WORK INSTRUCTIONS: Exactly reproduce each record listed below.

EXERCISE DATA:
━━━━━━━━

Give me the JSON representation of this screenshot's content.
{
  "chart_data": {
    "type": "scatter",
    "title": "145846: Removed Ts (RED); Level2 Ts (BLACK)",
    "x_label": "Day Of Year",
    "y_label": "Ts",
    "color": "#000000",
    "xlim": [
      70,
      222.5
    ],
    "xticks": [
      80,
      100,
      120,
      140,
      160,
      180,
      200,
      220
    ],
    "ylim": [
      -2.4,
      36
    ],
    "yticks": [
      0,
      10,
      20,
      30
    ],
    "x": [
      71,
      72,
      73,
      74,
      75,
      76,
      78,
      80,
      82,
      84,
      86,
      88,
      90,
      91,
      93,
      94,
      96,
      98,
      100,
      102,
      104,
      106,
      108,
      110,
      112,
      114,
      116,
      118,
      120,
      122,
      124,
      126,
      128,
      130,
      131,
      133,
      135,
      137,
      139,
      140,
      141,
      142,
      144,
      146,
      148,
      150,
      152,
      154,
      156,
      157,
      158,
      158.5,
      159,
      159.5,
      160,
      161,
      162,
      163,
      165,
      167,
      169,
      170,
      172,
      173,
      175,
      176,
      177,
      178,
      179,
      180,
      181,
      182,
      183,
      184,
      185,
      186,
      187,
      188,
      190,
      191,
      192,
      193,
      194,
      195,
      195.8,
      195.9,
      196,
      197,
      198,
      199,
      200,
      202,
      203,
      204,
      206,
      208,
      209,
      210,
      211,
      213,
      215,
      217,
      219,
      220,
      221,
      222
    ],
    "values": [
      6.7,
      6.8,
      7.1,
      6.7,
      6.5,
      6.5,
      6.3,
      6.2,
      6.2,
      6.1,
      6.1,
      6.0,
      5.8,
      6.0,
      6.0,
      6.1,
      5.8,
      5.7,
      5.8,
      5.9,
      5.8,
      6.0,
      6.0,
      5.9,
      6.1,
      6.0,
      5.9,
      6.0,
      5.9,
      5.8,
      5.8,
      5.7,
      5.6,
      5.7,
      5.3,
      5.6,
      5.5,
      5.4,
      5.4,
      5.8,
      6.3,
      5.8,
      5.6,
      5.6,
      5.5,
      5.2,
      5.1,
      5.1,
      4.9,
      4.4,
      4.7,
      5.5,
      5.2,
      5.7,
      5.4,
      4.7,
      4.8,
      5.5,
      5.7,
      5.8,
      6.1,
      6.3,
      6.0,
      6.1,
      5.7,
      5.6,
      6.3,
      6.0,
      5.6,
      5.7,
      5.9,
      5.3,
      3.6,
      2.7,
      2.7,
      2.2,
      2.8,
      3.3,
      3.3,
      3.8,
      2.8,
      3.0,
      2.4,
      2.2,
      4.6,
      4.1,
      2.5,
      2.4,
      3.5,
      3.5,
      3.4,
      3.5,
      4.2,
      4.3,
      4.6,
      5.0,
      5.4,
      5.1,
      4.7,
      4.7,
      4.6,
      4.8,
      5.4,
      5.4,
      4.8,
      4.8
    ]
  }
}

━━━━━━━━

SOLVED EXERCISE:
Give me the JSON representation of this screenshot's content.
{
  "chart_data": {
    "type": "scatter",
    "title": "145846: Removed Ts (RED); Level2 Ts (BLACK)",
    "x_label": "Day Of Year",
    "y_label": "Ts",
    "color": "#000000",
    "xlim": [
      70,
      222.5
    ],
    "xticks": [
      80,
      100,
      120,
      140,
      160,
      180,
      200,
      220
    ],
    "ylim": [
      -2.4,
      36
    ],
    "yticks": [
      0,
      10,
      20,
      30
    ],
    "x": [
      71,
      72,
      73,
      74,
      75,
      76,
      78,
      80,
      82,
      84,
      86,
      88,
      90,
      91,
      93,
      94,
      96,
      98,
      100,
      102,
      104,
      106,
      108,
      110,
      112,
      114,
      116,
      118,
      120,
      122,
      124,
      126,
      128,
      130,
      131,
      133,
      135,
      137,
      139,
      140,
      141,
      142,
      144,
      146,
      148,
      150,
      152,
      154,
      156,
      157,
      158,
      158.5,
      159,
      159.5,
      160,
      161,
      162,
      163,
      165,
      167,
      169,
      170,
      172,
      173,
      175,
      176,
      177,
      178,
      179,
      180,
      181,
      182,
      183,
      184,
      185,
      186,
      187,
      188,
      190,
      191,
      192,
      193,
      194,
      195,
      195.8,
      195.9,
      196,
      197,
      198,
      199,
      200,
      202,
      203,
      204,
      206,
      208,
      209,
      210,
      211,
      213,
      215,
      217,
      219,
      220,
      221,
      222
    ],
    "values": [
      6.7,
      6.8,
      7.1,
      6.7,
      6.5,
      6.5,
      6.3,
      6.2,
      6.2,
      6.1,
      6.1,
      6.0,
      5.8,
      6.0,
      6.0,
      6.1,
      5.8,
      5.7,
      5.8,
      5.9,
      5.8,
      6.0,
      6.0,
      5.9,
      6.1,
      6.0,
      5.9,
      6.0,
      5.9,
      5.8,
      5.8,
      5.7,
      5.6,
      5.7,
      5.3,
      5.6,
      5.5,
      5.4,
      5.4,
      5.8,
      6.3,
      5.8,
      5.6,
      5.6,
      5.5,
      5.2,
      5.1,
      5.1,
      4.9,
      4.4,
      4.7,
      5.5,
      5.2,
      5.7,
      5.4,
      4.7,
      4.8,
      5.5,
      5.7,
      5.8,
      6.1,
      6.3,
      6.0,
      6.1,
      5.7,
      5.6,
      6.3,
      6.0,
      5.6,
      5.7,
      5.9,
      5.3,
      3.6,
      2.7,
      2.7,
      2.2,
      2.8,
      3.3,
      3.3,
      3.8,
      2.8,
      3.0,
      2.4,
      2.2,
      4.6,
      4.1,
      2.5,
      2.4,
      3.5,
      3.5,
      3.4,
      3.5,
      4.2,
      4.3,
      4.6,
      5.0,
      5.4,
      5.1,
      4.7,
      4.7,
      4.6,
      4.8,
      5.4,
      5.4,
      4.8,
      4.8
    ]
  }
}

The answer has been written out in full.